Excerpts from an interface dataset:
>>>>>

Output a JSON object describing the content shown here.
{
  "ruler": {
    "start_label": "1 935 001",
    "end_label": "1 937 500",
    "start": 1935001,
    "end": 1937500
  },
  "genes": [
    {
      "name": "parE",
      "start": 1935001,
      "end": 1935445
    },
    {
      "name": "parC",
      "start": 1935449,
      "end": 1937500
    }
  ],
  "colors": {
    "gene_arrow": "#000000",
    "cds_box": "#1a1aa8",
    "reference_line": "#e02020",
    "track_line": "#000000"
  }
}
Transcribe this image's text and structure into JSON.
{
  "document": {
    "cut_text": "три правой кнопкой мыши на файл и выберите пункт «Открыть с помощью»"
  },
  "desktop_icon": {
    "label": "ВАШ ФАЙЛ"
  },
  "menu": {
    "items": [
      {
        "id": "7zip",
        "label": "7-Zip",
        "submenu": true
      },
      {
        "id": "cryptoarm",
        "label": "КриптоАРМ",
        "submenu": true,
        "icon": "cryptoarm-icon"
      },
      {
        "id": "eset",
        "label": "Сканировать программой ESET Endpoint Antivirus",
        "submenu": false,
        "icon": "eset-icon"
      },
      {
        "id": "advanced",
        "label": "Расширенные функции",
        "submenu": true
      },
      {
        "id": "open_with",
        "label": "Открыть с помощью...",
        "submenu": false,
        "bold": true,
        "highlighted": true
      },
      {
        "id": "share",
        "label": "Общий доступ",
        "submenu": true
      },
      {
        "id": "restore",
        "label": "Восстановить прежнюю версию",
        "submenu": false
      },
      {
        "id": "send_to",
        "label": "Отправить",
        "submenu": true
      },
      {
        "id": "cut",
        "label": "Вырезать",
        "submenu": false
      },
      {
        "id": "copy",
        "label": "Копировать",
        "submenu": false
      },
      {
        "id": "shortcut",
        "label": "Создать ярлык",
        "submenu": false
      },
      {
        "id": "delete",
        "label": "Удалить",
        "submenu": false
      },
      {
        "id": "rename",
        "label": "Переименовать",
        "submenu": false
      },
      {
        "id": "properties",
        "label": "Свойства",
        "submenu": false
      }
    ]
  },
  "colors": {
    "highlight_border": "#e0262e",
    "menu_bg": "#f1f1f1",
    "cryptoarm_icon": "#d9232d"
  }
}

<<<<<

### Required work
Retype every record without alteration.

### Problem solution
Output a JSON object describing the content shown here.
{
  "ruler": {
    "start_label": "1 935 001",
    "end_label": "1 937 500",
    "start": 1935001,
    "end": 1937500
  },
  "genes": [
    {
      "name": "parE",
      "start": 1935001,
      "end": 1935445
    },
    {
      "name": "parC",
      "start": 1935449,
      "end": 1937500
    }
  ],
  "colors": {
    "gene_arrow": "#000000",
    "cds_box": "#1a1aa8",
    "reference_line": "#e02020",
    "track_line": "#000000"
  }
}
Transcribe this image's text and structure into JSON.
{
  "document": {
    "cut_text": "три правой кнопкой мыши на файл и выберите пункт «Открыть с помощью»"
  },
  "desktop_icon": {
    "label": "ВАШ ФАЙЛ"
  },
  "menu": {
    "items": [
      {
        "id": "7zip",
        "label": "7-Zip",
        "submenu": true
      },
      {
        "id": "cryptoarm",
        "label": "КриптоАРМ",
        "submenu": true,
        "icon": "cryptoarm-icon"
      },
      {
        "id": "eset",
        "label": "Сканировать программой ESET Endpoint Antivirus",
        "submenu": false,
        "icon": "eset-icon"
      },
      {
        "id": "advanced",
        "label": "Расширенные функции",
        "submenu": true
      },
      {
        "id": "open_with",
        "label": "Открыть с помощью...",
        "submenu": false,
        "bold": true,
        "highlighted": true
      },
      {
        "id": "share",
        "label": "Общий доступ",
        "submenu": true
      },
      {
        "id": "restore",
        "label": "Восстановить прежнюю версию",
        "submenu": false
      },
      {
        "id": "send_to",
        "label": "Отправить",
        "submenu": true
      },
      {
        "id": "cut",
        "label": "Вырезать",
        "submenu": false
      },
      {
        "id": "copy",
        "label": "Копировать",
        "submenu": false
      },
      {
        "id": "shortcut",
        "label": "Создать ярлык",
        "submenu": false
      },
      {
        "id": "delete",
        "label": "Удалить",
        "submenu": false
      },
      {
        "id": "rename",
        "label": "Переименовать",
        "submenu": false
      },
      {
        "id": "properties",
        "label": "Свойства",
        "submenu": false
      }
    ]
  },
  "colors": {
    "highlight_border": "#e0262e",
    "menu_bg": "#f1f1f1",
    "cryptoarm_icon": "#d9232d"
  }
}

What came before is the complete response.